* **Aim of the task**:
Examine the material below. Gather every line in which the string "JSON" appears.

* **Provided data**:

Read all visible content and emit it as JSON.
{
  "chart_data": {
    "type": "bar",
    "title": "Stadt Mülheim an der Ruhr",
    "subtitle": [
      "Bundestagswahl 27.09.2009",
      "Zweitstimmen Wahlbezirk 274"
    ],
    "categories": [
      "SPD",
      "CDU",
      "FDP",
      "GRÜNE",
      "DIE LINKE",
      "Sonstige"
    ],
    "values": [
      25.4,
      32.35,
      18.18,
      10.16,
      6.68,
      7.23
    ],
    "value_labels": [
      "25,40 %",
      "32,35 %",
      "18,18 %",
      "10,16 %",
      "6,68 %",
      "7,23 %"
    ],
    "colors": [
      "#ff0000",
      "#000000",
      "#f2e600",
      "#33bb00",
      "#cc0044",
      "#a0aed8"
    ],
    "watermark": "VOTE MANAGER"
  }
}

==

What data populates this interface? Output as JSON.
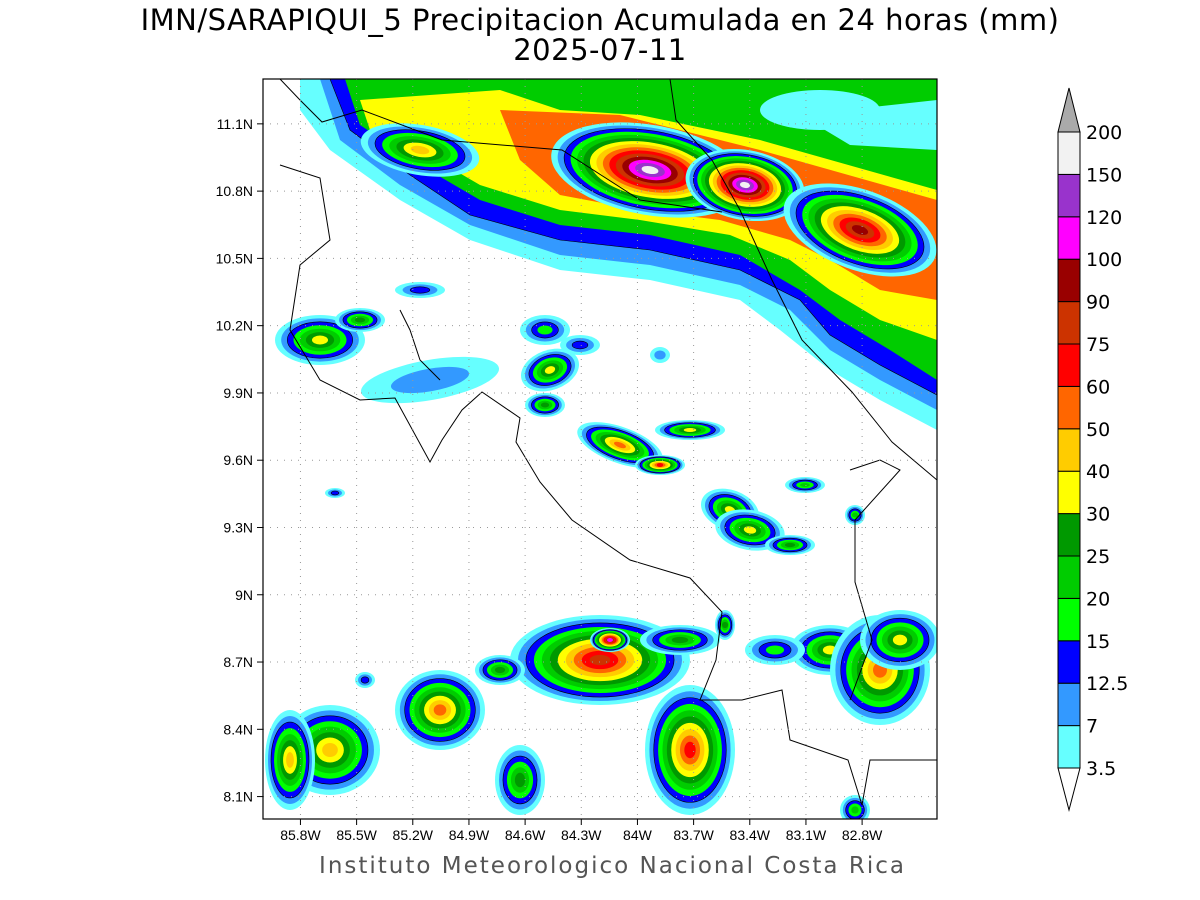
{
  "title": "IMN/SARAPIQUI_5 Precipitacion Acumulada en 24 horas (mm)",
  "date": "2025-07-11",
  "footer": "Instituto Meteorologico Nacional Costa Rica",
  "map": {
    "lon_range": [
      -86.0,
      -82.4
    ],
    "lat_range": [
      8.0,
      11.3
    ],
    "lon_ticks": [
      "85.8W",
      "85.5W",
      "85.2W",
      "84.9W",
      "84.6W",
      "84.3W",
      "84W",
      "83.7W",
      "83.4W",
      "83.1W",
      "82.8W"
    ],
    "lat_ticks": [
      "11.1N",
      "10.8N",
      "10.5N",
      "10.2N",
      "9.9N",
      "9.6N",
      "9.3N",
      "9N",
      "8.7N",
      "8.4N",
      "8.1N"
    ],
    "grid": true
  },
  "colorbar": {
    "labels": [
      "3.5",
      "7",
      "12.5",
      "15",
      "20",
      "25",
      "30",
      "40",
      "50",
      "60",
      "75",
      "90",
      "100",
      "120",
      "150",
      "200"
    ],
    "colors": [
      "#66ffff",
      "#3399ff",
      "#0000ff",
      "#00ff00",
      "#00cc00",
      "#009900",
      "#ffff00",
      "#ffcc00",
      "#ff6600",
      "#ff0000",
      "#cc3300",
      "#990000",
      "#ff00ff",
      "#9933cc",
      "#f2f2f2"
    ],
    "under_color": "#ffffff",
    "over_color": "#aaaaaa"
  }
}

* **In response**:
Read all visible content and emit it as JSON.
What data populates this interface? Output as JSON.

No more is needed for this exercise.